- PROBLEM REQUIREMENTS -
Pick every line from the data below that contains the string "should" and copy it.

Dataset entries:

..............................

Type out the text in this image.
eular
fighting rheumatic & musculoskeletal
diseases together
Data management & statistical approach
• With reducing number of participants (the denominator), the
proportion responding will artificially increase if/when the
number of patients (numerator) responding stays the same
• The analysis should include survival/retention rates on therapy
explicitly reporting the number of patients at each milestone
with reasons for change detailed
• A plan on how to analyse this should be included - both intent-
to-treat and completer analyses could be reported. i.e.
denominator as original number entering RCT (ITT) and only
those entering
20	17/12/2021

..............................

- REPLY TO THE TASK -
• The analysis should include survival/retention rates on therapy
• A plan on how to analyse this should be included - both intent-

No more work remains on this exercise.